** SET OF TASKS **
(a) From the article on cutting spending, extract the passage from "When you go" to "down the expenditure." word for word.
(b) In the article on cutting spending, condense the paragraph beginning "Tracking your spending for at least 30 to 60 days" into a short bulleted list that keeps its main points.

** TEXT EXCERPT **
________________________________________

Are you spending more money than you want? Many Americans live paycheck to paycheck and don't have enough money to save. Sometimes, that's because their income is too low to pay for basic necessities. But in many situations, Americans don't save enough not because they make too little but because they spend too much

Figuring out how to cut spending isn't as easy as it sounds, as you may not realize where you're overspending and it may be hard to break long-held habits. However, there are ways to reduce your outflow so you can devote more money to your goals and less to purchases that don't improve your life or long-term financial situation. 

Here are 20 ways to cut spending that could help you keep more money in your bank account, instead of spending your cash as quickly as it comes in. 

Man with money flying out of open wallet

Image source: Getty Images.

1. Track your spending

When you go on a diet, one of the things you're often told to do is count calories. This process lets you know if you're going overboard on eating, and the very process makes you less likely to indulge because you're paying more careful attention to what you're doing.

The same basic premise is true of tracking spending. If you don't know where your money is going, you may end up spending a few hundred dollars a month on small purchases without even realizing it. But if you track your spending, you can find problem areas -- and you're more likely to consider a purchase carefully if you have to write down the expenditure. 

Tracking your spending for at least 30 to 60 days is typically the first step in making a budget, because it gives you an indication of where you'll need to cut. But it can also be a good idea to track spending on an ongoing basis if you're trying to get a handle on your money.

By making yourself write down everything you buy in a notebook, on a spreadsheet, or in an app, you'll give more consideration to each purchase and will spend consciously instead of mindlessly. 

2. Make a budget

Living on a budget may not seem like fun, but if you're having trouble getting spending under control, using a budget to set limits is a good place to start. There are a few different approaches to budgeting, so almost anyone should be able to find one that works. 

If you need a lot of help controlling where your dollars are going, one option is to give every dollar a job. That means making a detailed budget specifying how much you'll save, how much goes to each fixed expense, and how much you'll devote to optional or variable expenses such as entertainment, groceries, and dining out.

________________________________________

** Data items **
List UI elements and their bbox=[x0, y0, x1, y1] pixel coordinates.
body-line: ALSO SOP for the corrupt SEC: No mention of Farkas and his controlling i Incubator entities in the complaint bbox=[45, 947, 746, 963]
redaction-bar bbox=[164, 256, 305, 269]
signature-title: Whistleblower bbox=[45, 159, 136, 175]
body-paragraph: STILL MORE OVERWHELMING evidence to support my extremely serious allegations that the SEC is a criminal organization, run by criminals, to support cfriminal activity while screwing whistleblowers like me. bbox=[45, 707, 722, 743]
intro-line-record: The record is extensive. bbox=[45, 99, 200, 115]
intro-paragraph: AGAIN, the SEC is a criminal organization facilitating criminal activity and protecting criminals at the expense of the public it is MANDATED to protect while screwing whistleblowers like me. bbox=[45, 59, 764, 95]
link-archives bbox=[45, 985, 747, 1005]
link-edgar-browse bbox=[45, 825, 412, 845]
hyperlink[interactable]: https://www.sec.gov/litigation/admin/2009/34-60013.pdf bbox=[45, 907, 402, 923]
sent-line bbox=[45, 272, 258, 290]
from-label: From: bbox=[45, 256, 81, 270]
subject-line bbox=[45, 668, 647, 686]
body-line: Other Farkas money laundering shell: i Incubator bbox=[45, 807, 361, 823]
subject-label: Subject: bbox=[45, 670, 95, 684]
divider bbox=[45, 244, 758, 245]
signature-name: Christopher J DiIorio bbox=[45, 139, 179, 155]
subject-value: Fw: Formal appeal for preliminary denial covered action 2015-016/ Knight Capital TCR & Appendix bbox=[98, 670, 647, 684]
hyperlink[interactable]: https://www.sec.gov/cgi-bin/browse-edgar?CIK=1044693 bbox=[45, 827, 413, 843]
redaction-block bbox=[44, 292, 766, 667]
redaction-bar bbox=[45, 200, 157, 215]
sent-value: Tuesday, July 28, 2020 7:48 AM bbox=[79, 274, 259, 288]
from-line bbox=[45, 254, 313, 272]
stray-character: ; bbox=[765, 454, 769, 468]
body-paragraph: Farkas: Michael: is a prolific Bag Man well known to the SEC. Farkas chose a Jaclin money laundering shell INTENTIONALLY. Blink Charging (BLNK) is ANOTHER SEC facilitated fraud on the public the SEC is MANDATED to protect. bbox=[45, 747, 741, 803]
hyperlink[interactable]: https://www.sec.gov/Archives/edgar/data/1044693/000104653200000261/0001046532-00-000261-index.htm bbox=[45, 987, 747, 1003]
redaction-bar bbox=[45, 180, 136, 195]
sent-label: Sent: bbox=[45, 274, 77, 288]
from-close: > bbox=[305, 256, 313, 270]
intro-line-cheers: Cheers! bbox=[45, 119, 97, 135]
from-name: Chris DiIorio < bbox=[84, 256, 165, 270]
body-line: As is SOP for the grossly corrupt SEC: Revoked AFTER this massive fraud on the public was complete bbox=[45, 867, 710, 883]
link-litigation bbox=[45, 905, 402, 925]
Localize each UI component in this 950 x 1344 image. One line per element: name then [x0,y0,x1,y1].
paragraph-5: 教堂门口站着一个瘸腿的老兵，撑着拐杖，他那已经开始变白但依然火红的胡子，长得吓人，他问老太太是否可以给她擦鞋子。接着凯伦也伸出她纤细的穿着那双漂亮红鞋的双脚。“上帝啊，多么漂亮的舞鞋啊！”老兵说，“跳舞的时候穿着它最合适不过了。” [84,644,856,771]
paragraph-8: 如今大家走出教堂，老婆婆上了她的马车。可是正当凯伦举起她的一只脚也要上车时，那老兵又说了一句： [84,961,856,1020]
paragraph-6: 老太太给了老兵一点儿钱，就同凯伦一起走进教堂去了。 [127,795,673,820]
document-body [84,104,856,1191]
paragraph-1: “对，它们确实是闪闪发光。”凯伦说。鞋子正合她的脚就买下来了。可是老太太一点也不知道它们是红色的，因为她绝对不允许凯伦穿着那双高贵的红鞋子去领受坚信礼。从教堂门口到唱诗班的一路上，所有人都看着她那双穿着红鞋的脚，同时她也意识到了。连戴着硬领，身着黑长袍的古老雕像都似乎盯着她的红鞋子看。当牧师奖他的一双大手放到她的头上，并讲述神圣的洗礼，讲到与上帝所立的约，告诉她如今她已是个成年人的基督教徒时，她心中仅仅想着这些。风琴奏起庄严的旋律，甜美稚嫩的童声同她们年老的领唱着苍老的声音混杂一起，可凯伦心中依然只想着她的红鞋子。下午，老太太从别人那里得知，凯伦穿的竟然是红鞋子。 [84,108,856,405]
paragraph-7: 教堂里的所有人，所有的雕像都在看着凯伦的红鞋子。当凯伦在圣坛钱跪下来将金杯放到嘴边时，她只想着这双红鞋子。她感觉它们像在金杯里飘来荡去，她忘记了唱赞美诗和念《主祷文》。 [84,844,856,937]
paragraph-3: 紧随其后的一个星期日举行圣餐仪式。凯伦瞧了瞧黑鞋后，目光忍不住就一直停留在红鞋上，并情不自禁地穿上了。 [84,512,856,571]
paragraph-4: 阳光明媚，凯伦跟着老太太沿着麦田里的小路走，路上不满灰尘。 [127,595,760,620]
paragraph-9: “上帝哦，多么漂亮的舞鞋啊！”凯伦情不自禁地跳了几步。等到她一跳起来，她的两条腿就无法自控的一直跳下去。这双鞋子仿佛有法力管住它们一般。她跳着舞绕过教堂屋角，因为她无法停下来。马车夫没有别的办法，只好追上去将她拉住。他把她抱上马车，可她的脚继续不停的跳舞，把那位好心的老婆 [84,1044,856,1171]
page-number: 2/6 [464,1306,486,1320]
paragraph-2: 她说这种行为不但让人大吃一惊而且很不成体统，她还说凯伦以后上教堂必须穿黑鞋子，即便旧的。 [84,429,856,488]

________________________________________

** RESPONSES **
(a)
When you go on a diet, one of the things you're often told to do is count calories. This process lets you know if you're going overboard on eating, and the very process makes you less likely to indulge because you're paying more careful attention to what you're doing.

The same basic premise is true of tracking spending. If you don't know where your money is going, you may end up spending a few hundred dollars a month on small purchases without even realizing it. But if you track your spending, you can find problem areas -- and you're more likely to consider a purchase carefully if you have to write down the expenditure.

(b)
- Tracking spending for at least 30 to 60 days is usually the first step in making a budget.
- It shows where you will need to cut.
- Tracking on an ongoing basis can also help if you are trying to get a handle on your money.